WORK REQUIRED: Copy each line of the records that contains the word "Choice".

ENTRIES PROVIDED:
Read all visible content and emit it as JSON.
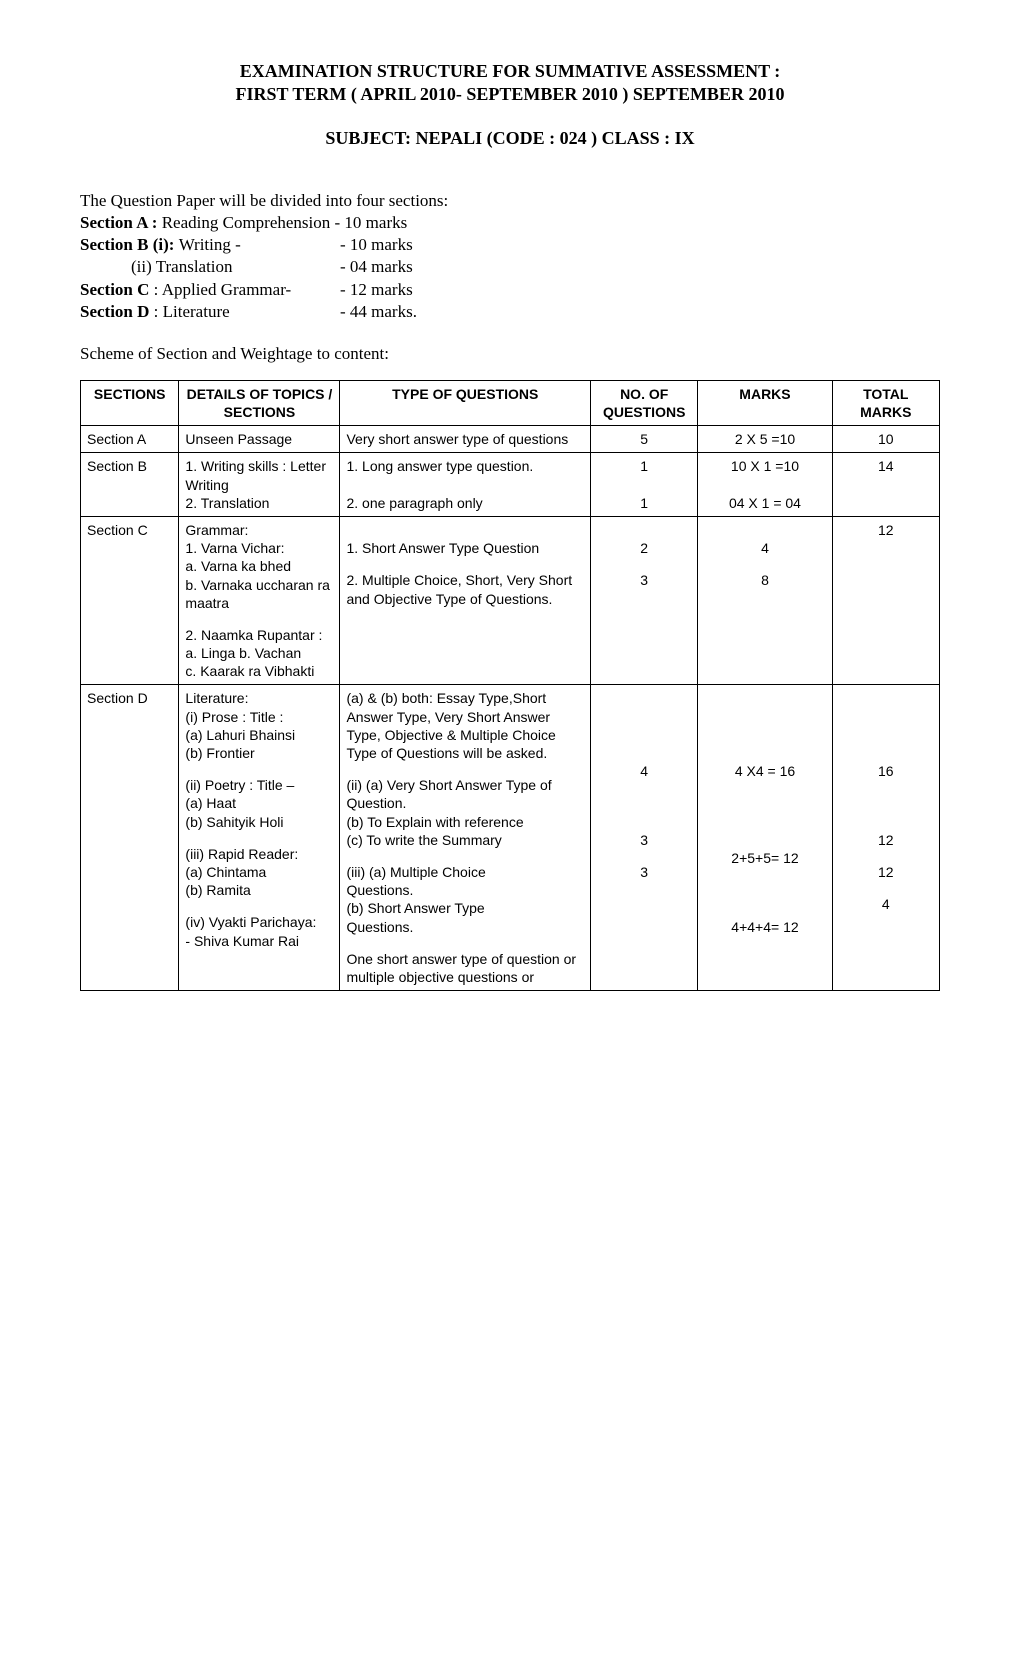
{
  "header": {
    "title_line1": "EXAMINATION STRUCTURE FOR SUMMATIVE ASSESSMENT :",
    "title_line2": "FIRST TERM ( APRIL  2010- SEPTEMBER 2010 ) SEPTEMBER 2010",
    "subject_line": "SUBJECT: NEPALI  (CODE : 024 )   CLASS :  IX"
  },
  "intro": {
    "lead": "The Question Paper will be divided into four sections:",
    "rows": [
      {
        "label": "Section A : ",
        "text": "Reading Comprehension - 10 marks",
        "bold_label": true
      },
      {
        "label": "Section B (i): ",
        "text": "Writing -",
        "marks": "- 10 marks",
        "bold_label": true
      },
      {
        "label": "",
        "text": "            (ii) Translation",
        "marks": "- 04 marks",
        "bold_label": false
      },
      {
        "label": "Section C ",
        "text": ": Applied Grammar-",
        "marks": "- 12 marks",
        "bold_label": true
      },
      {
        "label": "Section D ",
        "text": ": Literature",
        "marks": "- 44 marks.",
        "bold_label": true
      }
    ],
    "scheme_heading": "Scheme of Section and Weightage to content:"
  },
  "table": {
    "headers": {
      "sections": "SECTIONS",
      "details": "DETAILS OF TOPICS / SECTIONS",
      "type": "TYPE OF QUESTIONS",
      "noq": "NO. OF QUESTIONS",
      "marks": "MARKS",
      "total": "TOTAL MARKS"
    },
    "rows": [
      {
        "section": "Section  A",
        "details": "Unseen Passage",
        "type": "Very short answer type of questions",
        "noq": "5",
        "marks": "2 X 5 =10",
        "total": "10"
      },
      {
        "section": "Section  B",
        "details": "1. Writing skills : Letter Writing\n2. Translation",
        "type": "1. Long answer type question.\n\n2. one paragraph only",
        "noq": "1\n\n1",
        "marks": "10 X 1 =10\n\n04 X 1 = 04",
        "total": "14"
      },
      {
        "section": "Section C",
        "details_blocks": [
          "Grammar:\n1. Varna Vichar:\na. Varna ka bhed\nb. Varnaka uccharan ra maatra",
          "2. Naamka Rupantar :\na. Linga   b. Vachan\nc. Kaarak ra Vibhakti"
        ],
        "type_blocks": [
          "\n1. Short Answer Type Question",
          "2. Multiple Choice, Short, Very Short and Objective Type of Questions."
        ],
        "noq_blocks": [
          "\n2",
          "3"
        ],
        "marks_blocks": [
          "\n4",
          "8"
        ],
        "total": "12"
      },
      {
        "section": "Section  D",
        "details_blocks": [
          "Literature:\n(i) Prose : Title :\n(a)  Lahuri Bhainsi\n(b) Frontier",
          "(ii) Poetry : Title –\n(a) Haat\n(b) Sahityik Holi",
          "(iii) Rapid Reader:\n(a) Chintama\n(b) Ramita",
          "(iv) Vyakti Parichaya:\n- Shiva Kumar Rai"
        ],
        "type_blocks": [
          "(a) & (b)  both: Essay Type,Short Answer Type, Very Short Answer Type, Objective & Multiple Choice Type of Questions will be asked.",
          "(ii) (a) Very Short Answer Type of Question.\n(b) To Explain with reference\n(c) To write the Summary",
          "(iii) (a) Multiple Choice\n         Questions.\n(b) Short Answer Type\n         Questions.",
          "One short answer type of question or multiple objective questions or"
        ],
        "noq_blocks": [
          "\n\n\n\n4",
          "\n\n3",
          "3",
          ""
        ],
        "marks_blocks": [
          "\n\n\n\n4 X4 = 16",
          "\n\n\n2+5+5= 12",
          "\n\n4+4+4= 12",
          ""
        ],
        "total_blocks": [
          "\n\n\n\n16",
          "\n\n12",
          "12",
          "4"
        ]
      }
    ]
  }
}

--

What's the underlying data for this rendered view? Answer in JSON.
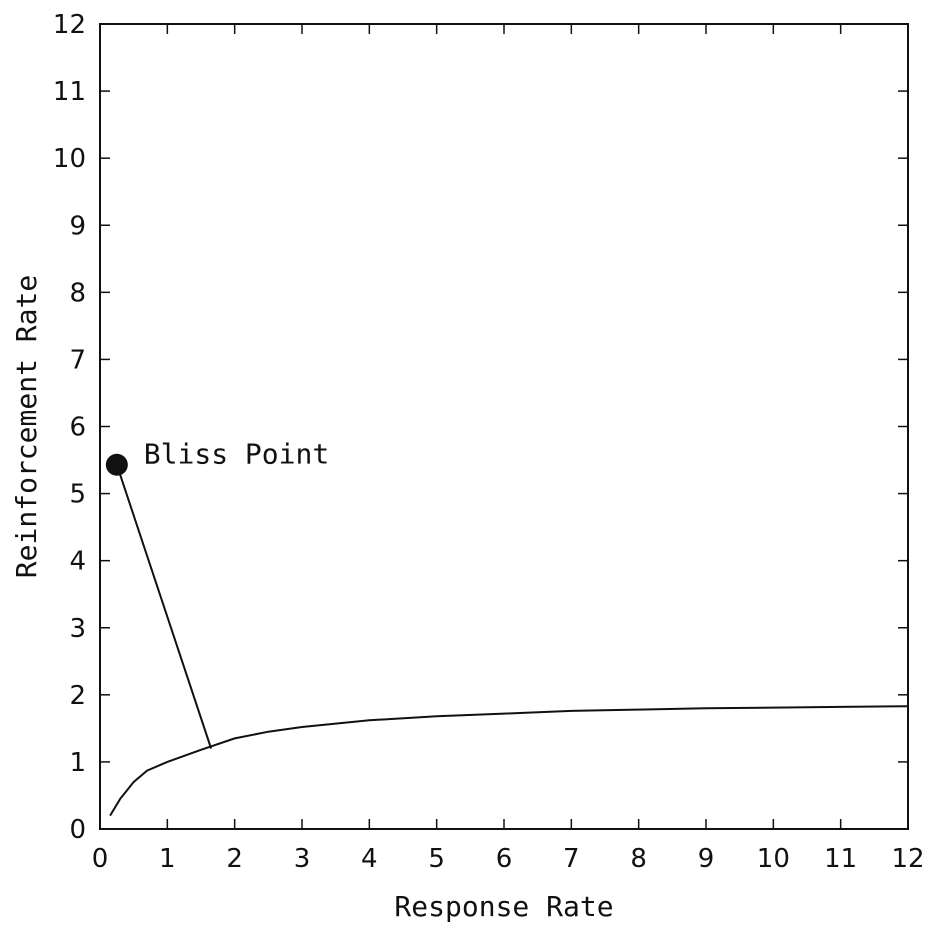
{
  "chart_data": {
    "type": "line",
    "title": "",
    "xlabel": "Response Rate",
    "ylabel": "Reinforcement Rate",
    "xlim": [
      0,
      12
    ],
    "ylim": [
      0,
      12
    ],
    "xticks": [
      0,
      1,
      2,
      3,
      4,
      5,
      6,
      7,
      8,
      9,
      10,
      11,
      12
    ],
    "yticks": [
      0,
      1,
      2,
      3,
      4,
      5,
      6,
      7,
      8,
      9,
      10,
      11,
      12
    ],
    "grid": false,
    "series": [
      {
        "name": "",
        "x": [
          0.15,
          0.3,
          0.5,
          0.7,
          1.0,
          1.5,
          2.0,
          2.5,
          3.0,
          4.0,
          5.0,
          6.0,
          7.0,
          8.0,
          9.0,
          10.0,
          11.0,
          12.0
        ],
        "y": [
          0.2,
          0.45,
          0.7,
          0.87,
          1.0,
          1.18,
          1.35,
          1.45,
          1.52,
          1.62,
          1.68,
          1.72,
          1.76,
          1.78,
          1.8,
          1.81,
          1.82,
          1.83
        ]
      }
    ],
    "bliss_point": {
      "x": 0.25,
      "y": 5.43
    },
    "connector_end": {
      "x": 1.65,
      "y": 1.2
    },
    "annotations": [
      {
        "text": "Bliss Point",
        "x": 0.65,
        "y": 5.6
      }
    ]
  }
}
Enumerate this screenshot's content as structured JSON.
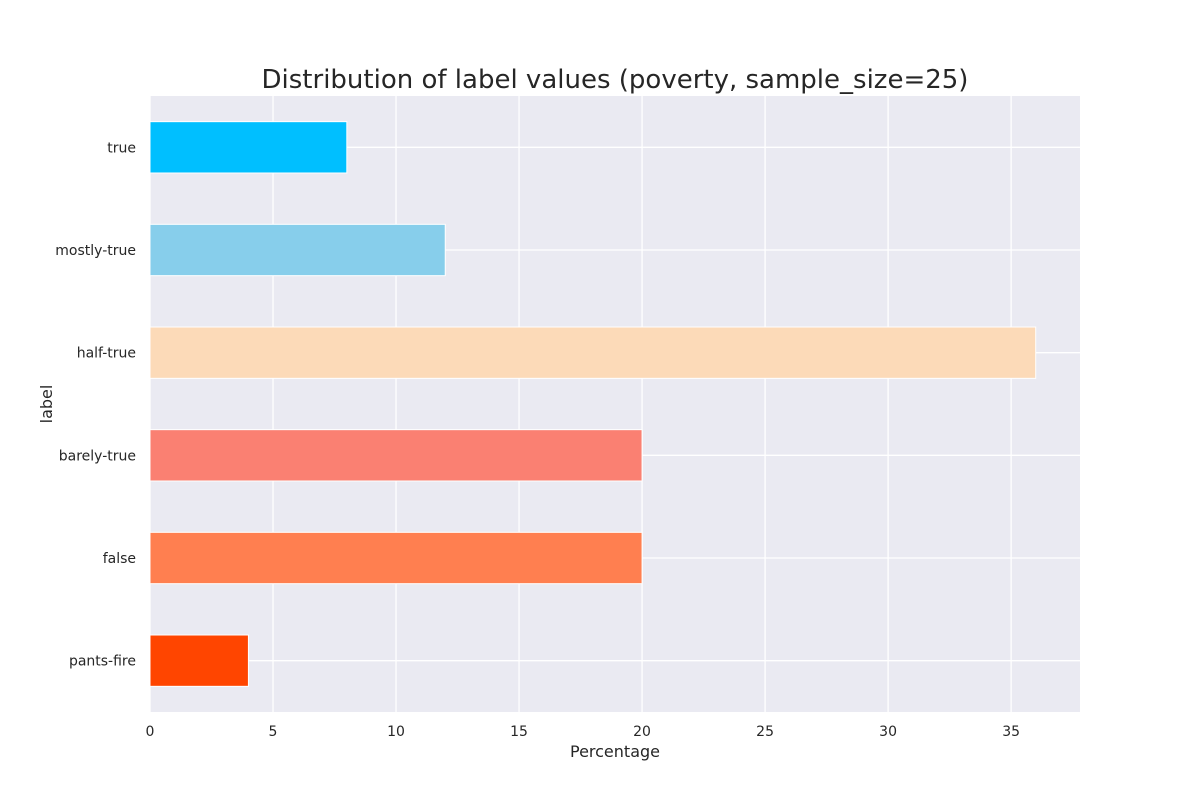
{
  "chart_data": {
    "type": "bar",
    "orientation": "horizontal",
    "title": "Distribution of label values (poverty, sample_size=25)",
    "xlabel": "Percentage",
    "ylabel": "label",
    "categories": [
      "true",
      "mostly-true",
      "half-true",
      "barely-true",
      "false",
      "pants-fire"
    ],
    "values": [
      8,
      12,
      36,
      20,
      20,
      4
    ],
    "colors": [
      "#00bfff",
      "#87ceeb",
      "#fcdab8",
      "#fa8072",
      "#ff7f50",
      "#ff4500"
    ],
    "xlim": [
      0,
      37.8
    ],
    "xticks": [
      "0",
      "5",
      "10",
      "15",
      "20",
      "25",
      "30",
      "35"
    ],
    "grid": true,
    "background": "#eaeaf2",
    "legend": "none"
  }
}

---

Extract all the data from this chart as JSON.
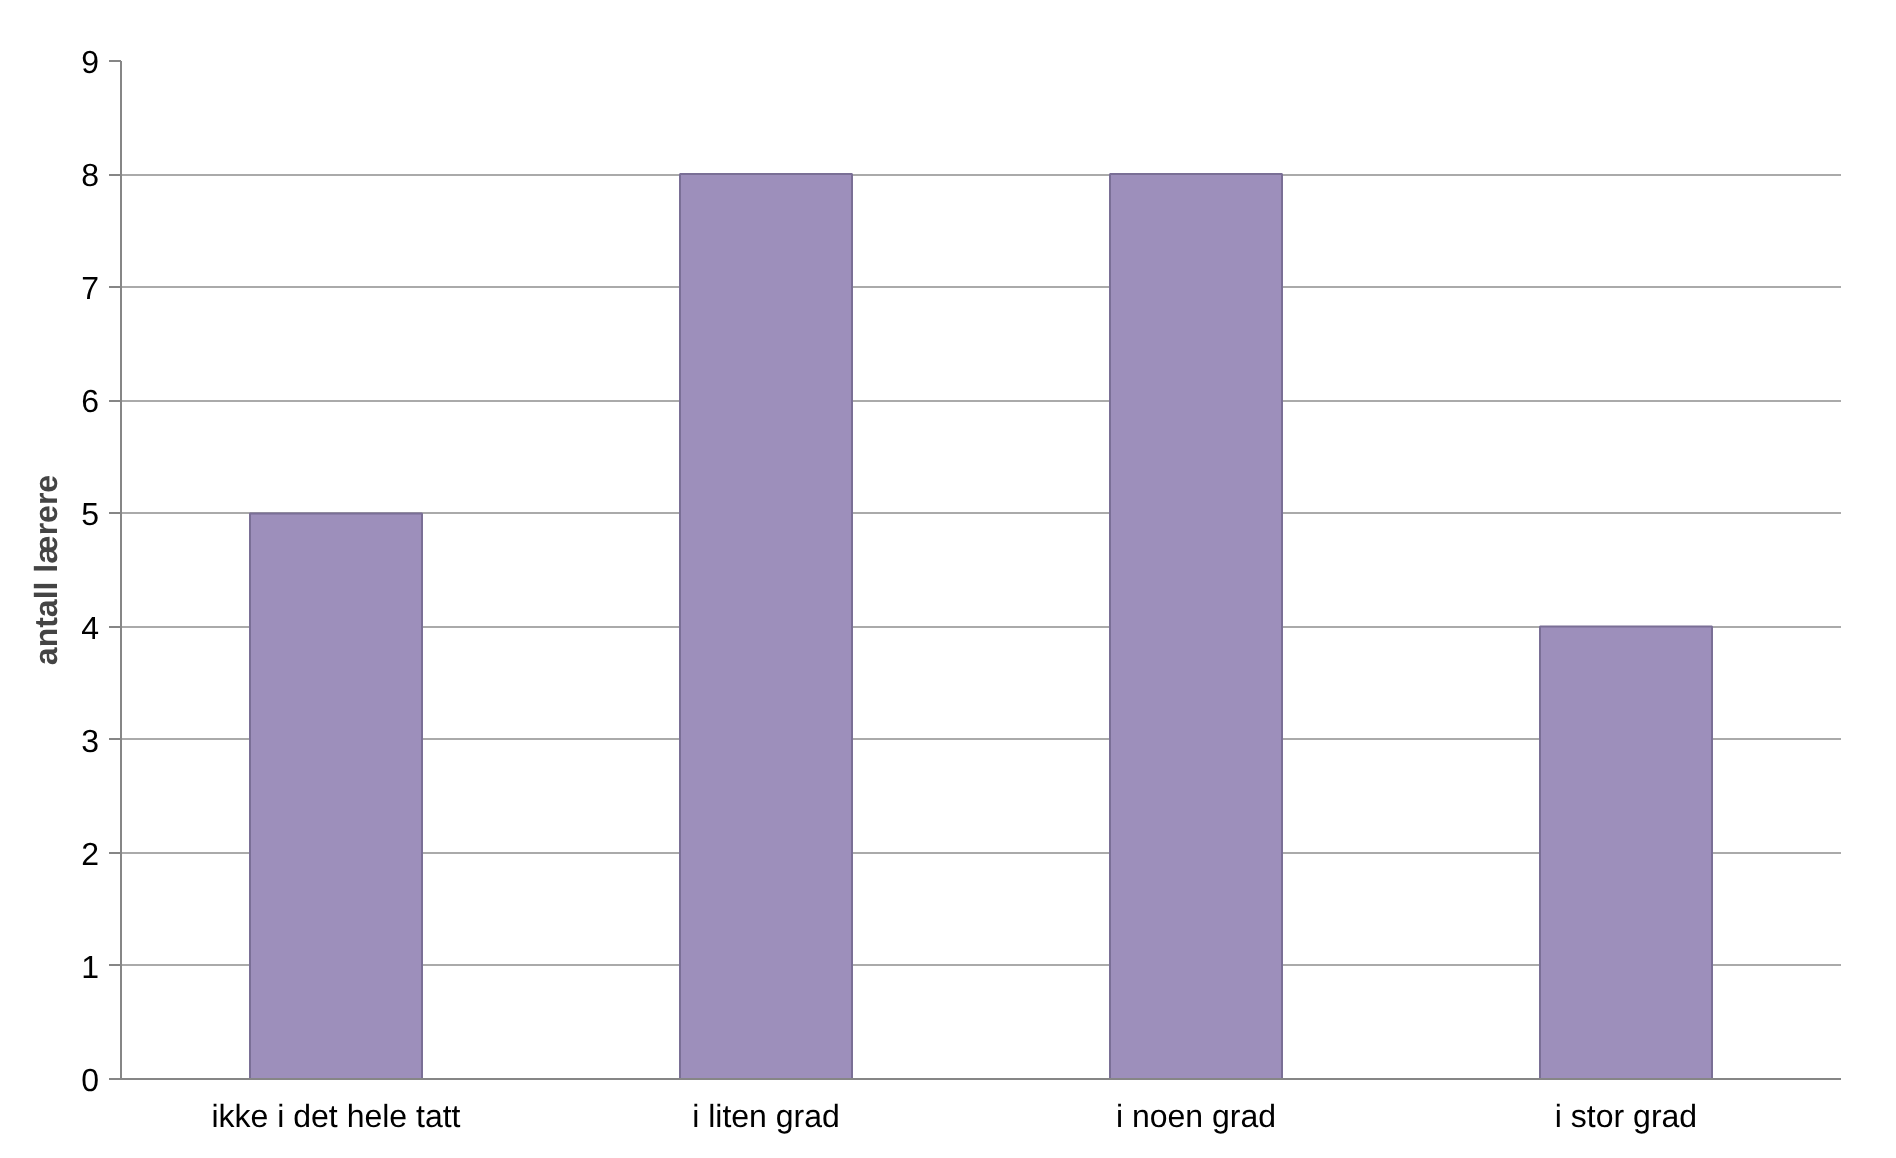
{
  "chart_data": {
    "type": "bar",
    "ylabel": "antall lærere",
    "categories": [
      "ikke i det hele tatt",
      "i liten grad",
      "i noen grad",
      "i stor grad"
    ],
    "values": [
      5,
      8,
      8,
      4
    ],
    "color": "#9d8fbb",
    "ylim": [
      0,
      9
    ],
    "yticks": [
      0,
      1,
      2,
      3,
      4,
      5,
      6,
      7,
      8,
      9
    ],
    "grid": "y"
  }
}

FULL SOLUTION:
          "2. Multiple Choice, Short, Very Short and Objective Type of Questions."
          "(a) & (b)  both: Essay Type,Short Answer Type, Very Short Answer Type, Objective & Multiple Choice Type of Questions will be asked.",
          "(iii) (a) Multiple Choice\n         Questions.\n(b) Short Answer Type\n         Questions.",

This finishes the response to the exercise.